→ What you should do
Copy everything in the data below exactly except the pictures.

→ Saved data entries
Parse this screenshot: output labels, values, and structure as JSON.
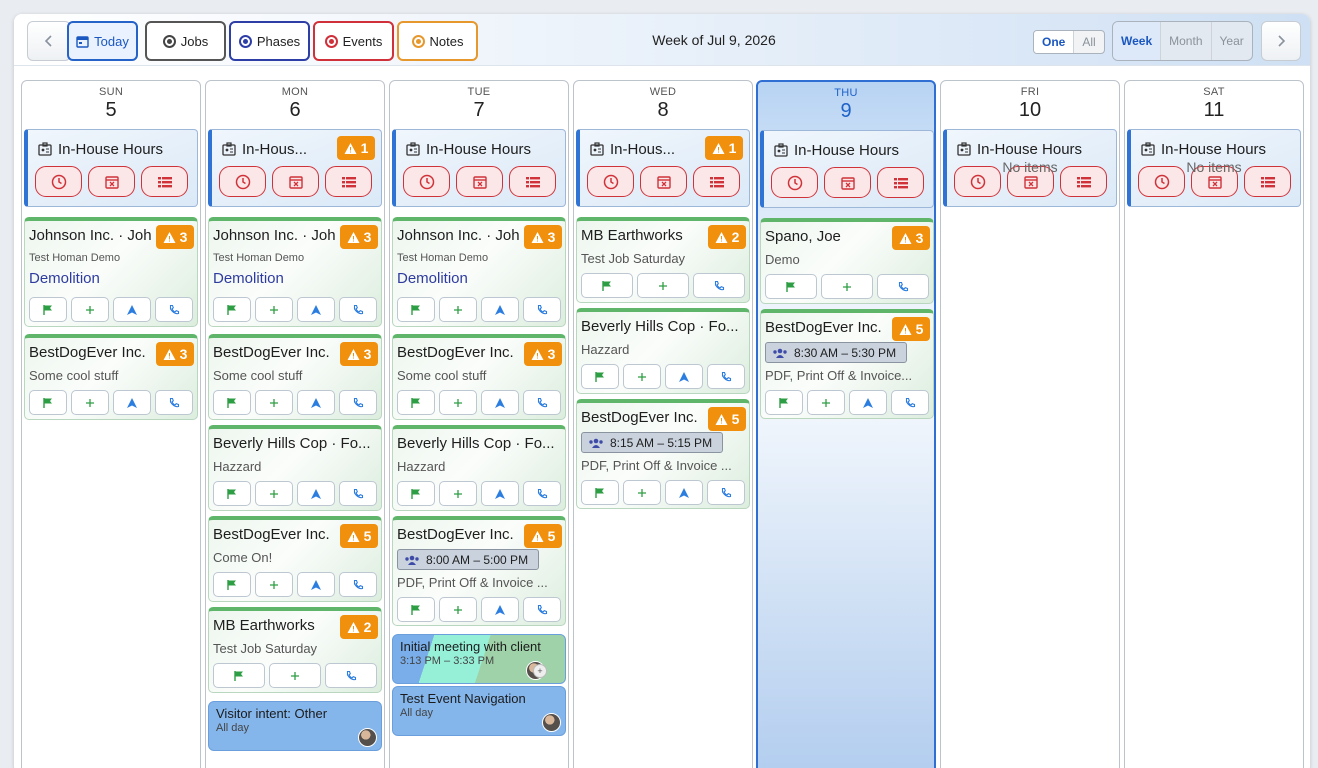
{
  "toolbar": {
    "prev_icon": "chevron-left-icon",
    "today_label": "Today",
    "jobs_label": "Jobs",
    "phases_label": "Phases",
    "events_label": "Events",
    "notes_label": "Notes",
    "week_title": "Week of Jul 9, 2026",
    "scope_options": [
      "One",
      "All"
    ],
    "scope_selected": "One",
    "view_options": [
      "Week",
      "Month",
      "Year"
    ],
    "view_selected": "Week",
    "next_icon": "chevron-right-icon",
    "colors": {
      "today": "#2563c8",
      "jobs": "#555555",
      "phases": "#2d3ea6",
      "events": "#d0303a",
      "notes": "#e6982d"
    }
  },
  "days": [
    {
      "name": "SUN",
      "num": "5"
    },
    {
      "name": "MON",
      "num": "6"
    },
    {
      "name": "TUE",
      "num": "7"
    },
    {
      "name": "WED",
      "num": "8"
    },
    {
      "name": "THU",
      "num": "9"
    },
    {
      "name": "FRI",
      "num": "10",
      "empty": "No items"
    },
    {
      "name": "SAT",
      "num": "11",
      "empty": "No items"
    }
  ],
  "inhouse": {
    "label": "In-House Hours",
    "label_short": "In-Hous...",
    "label_short_wed": "In-Hous...",
    "badge": "1",
    "actions": [
      "clock-icon",
      "calendar-x-icon",
      "list-icon"
    ]
  },
  "cards": {
    "johnson": {
      "title": "Johnson Inc. · Joh",
      "sub": "Test Homan Demo",
      "phase": "Demolition",
      "badge": "3"
    },
    "bestdog_cool": {
      "title": "BestDogEver Inc.",
      "sub": "Some cool stuff",
      "badge": "3"
    },
    "beverly": {
      "title": "Beverly Hills Cop · Fo...",
      "sub": "Hazzard"
    },
    "bestdog_comeon": {
      "title": "BestDogEver Inc.",
      "sub": "Come On!",
      "badge": "5"
    },
    "mb": {
      "title": "MB Earthworks",
      "sub": "Test Job Saturday",
      "badge": "2"
    },
    "bestdog_pdf_tue": {
      "title": "BestDogEver Inc.",
      "time": "8:00 AM – 5:00 PM",
      "sub": "PDF, Print Off & Invoice ...",
      "badge": "5"
    },
    "bestdog_pdf_wed": {
      "title": "BestDogEver Inc.",
      "time": "8:15 AM – 5:15 PM",
      "sub": "PDF, Print Off & Invoice ...",
      "badge": "5"
    },
    "bestdog_pdf_thu": {
      "title": "BestDogEver Inc.",
      "time": "8:30 AM – 5:30 PM",
      "sub": "PDF, Print Off & Invoice...",
      "badge": "5"
    },
    "spano": {
      "title": "Spano, Joe",
      "sub": "Demo",
      "badge": "3"
    }
  },
  "events": {
    "visitor": {
      "title": "Visitor intent: Other",
      "time": "All day"
    },
    "meeting": {
      "title": "Initial meeting with client",
      "time": "3:13 PM – 3:33 PM"
    },
    "nav": {
      "title": "Test Event Navigation",
      "time": "All day"
    }
  }
}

→ Result of the task
Parse this screenshot: output labels, values, and structure as JSON.
{
  "toolbar": {
    "prev_icon": "chevron-left-icon",
    "today_label": "Today",
    "jobs_label": "Jobs",
    "phases_label": "Phases",
    "events_label": "Events",
    "notes_label": "Notes",
    "week_title": "Week of Jul 9, 2026",
    "scope_options": [
      "One",
      "All"
    ],
    "scope_selected": "One",
    "view_options": [
      "Week",
      "Month",
      "Year"
    ],
    "view_selected": "Week",
    "next_icon": "chevron-right-icon",
    "colors": {
      "today": "#2563c8",
      "jobs": "#555555",
      "phases": "#2d3ea6",
      "events": "#d0303a",
      "notes": "#e6982d"
    }
  },
  "days": [
    {
      "name": "SUN",
      "num": "5"
    },
    {
      "name": "MON",
      "num": "6"
    },
    {
      "name": "TUE",
      "num": "7"
    },
    {
      "name": "WED",
      "num": "8"
    },
    {
      "name": "THU",
      "num": "9"
    },
    {
      "name": "FRI",
      "num": "10",
      "empty": "No items"
    },
    {
      "name": "SAT",
      "num": "11",
      "empty": "No items"
    }
  ],
  "inhouse": {
    "label": "In-House Hours",
    "label_short": "In-Hous...",
    "label_short_wed": "In-Hous...",
    "badge": "1",
    "actions": [
      "clock-icon",
      "calendar-x-icon",
      "list-icon"
    ]
  },
  "cards": {
    "johnson": {
      "title": "Johnson Inc. · Joh",
      "sub": "Test Homan Demo",
      "phase": "Demolition",
      "badge": "3"
    },
    "bestdog_cool": {
      "title": "BestDogEver Inc.",
      "sub": "Some cool stuff",
      "badge": "3"
    },
    "beverly": {
      "title": "Beverly Hills Cop · Fo...",
      "sub": "Hazzard"
    },
    "bestdog_comeon": {
      "title": "BestDogEver Inc.",
      "sub": "Come On!",
      "badge": "5"
    },
    "mb": {
      "title": "MB Earthworks",
      "sub": "Test Job Saturday",
      "badge": "2"
    },
    "bestdog_pdf_tue": {
      "title": "BestDogEver Inc.",
      "time": "8:00 AM – 5:00 PM",
      "sub": "PDF, Print Off & Invoice ...",
      "badge": "5"
    },
    "bestdog_pdf_wed": {
      "title": "BestDogEver Inc.",
      "time": "8:15 AM – 5:15 PM",
      "sub": "PDF, Print Off & Invoice ...",
      "badge": "5"
    },
    "bestdog_pdf_thu": {
      "title": "BestDogEver Inc.",
      "time": "8:30 AM – 5:30 PM",
      "sub": "PDF, Print Off & Invoice...",
      "badge": "5"
    },
    "spano": {
      "title": "Spano, Joe",
      "sub": "Demo",
      "badge": "3"
    }
  },
  "events": {
    "visitor": {
      "title": "Visitor intent: Other",
      "time": "All day"
    },
    "meeting": {
      "title": "Initial meeting with client",
      "time": "3:13 PM – 3:33 PM"
    },
    "nav": {
      "title": "Test Event Navigation",
      "time": "All day"
    }
  }
}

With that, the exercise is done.